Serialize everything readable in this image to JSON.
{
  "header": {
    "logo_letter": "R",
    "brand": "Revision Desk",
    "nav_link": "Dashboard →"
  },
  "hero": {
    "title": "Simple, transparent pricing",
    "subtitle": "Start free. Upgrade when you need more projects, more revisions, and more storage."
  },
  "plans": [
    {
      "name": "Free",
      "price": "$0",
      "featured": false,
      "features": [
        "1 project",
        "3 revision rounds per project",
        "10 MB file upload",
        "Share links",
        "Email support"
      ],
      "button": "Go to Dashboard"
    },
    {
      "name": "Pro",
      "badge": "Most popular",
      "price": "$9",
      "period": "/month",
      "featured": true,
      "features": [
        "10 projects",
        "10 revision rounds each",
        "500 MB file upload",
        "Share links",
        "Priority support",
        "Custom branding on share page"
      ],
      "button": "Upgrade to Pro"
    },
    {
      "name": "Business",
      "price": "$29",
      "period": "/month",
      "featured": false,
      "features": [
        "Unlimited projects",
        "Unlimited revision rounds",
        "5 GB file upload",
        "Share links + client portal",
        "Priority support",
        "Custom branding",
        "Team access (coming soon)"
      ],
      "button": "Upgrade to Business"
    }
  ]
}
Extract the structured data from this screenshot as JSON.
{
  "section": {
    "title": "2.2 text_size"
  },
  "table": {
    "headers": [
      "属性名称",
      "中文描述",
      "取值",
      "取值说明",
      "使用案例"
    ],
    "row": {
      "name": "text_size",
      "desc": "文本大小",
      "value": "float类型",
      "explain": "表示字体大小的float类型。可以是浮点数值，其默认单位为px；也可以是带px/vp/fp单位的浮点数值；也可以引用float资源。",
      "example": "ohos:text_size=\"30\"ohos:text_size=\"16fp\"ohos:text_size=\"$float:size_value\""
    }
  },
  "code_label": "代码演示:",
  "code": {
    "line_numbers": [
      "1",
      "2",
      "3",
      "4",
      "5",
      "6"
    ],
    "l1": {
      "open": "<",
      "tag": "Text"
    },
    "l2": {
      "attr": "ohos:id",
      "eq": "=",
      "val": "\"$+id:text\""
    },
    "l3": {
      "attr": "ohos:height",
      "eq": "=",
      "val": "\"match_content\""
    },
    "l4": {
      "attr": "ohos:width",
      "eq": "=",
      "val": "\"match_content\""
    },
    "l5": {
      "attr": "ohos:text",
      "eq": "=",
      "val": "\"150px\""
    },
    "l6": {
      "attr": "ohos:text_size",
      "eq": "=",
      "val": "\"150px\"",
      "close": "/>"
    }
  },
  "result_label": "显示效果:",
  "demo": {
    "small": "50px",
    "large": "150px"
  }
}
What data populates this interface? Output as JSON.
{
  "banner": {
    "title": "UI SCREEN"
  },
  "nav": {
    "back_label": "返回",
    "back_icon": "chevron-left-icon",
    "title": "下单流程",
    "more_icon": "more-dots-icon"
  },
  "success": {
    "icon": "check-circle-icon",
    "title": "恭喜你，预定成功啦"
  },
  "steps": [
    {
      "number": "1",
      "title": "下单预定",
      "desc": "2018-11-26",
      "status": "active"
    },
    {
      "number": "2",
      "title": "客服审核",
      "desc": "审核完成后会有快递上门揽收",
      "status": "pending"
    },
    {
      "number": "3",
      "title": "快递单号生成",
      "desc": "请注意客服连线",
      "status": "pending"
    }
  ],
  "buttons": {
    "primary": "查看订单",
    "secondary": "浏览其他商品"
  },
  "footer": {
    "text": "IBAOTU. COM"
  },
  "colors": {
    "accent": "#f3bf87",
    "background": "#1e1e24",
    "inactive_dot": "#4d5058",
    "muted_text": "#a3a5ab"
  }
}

* * * * * * *

=== DIRECTION ===
Copy each record from above without leaving any out.

=== RESPONSE BELOW ===
Serialize everything readable in this image to JSON.
{
  "header": {
    "logo_letter": "R",
    "brand": "Revision Desk",
    "nav_link": "Dashboard →"
  },
  "hero": {
    "title": "Simple, transparent pricing",
    "subtitle": "Start free. Upgrade when you need more projects, more revisions, and more storage."
  },
  "plans": [
    {
      "name": "Free",
      "price": "$0",
      "featured": false,
      "features": [
        "1 project",
        "3 revision rounds per project",
        "10 MB file upload",
        "Share links",
        "Email support"
      ],
      "button": "Go to Dashboard"
    },
    {
      "name": "Pro",
      "badge": "Most popular",
      "price": "$9",
      "period": "/month",
      "featured": true,
      "features": [
        "10 projects",
        "10 revision rounds each",
        "500 MB file upload",
        "Share links",
        "Priority support",
        "Custom branding on share page"
      ],
      "button": "Upgrade to Pro"
    },
    {
      "name": "Business",
      "price": "$29",
      "period": "/month",
      "featured": false,
      "features": [
        "Unlimited projects",
        "Unlimited revision rounds",
        "5 GB file upload",
        "Share links + client portal",
        "Priority support",
        "Custom branding",
        "Team access (coming soon)"
      ],
      "button": "Upgrade to Business"
    }
  ]
}
Extract the structured data from this screenshot as JSON.
{
  "section": {
    "title": "2.2 text_size"
  },
  "table": {
    "headers": [
      "属性名称",
      "中文描述",
      "取值",
      "取值说明",
      "使用案例"
    ],
    "row": {
      "name": "text_size",
      "desc": "文本大小",
      "value": "float类型",
      "explain": "表示字体大小的float类型。可以是浮点数值，其默认单位为px；也可以是带px/vp/fp单位的浮点数值；也可以引用float资源。",
      "example": "ohos:text_size=\"30\"ohos:text_size=\"16fp\"ohos:text_size=\"$float:size_value\""
    }
  },
  "code_label": "代码演示:",
  "code": {
    "line_numbers": [
      "1",
      "2",
      "3",
      "4",
      "5",
      "6"
    ],
    "l1": {
      "open": "<",
      "tag": "Text"
    },
    "l2": {
      "attr": "ohos:id",
      "eq": "=",
      "val": "\"$+id:text\""
    },
    "l3": {
      "attr": "ohos:height",
      "eq": "=",
      "val": "\"match_content\""
    },
    "l4": {
      "attr": "ohos:width",
      "eq": "=",
      "val": "\"match_content\""
    },
    "l5": {
      "attr": "ohos:text",
      "eq": "=",
      "val": "\"150px\""
    },
    "l6": {
      "attr": "ohos:text_size",
      "eq": "=",
      "val": "\"150px\"",
      "close": "/>"
    }
  },
  "result_label": "显示效果:",
  "demo": {
    "small": "50px",
    "large": "150px"
  }
}
What data populates this interface? Output as JSON.
{
  "banner": {
    "title": "UI SCREEN"
  },
  "nav": {
    "back_label": "返回",
    "back_icon": "chevron-left-icon",
    "title": "下单流程",
    "more_icon": "more-dots-icon"
  },
  "success": {
    "icon": "check-circle-icon",
    "title": "恭喜你，预定成功啦"
  },
  "steps": [
    {
      "number": "1",
      "title": "下单预定",
      "desc": "2018-11-26",
      "status": "active"
    },
    {
      "number": "2",
      "title": "客服审核",
      "desc": "审核完成后会有快递上门揽收",
      "status": "pending"
    },
    {
      "number": "3",
      "title": "快递单号生成",
      "desc": "请注意客服连线",
      "status": "pending"
    }
  ],
  "buttons": {
    "primary": "查看订单",
    "secondary": "浏览其他商品"
  },
  "footer": {
    "text": "IBAOTU. COM"
  },
  "colors": {
    "accent": "#f3bf87",
    "background": "#1e1e24",
    "inactive_dot": "#4d5058",
    "muted_text": "#a3a5ab"
  }
}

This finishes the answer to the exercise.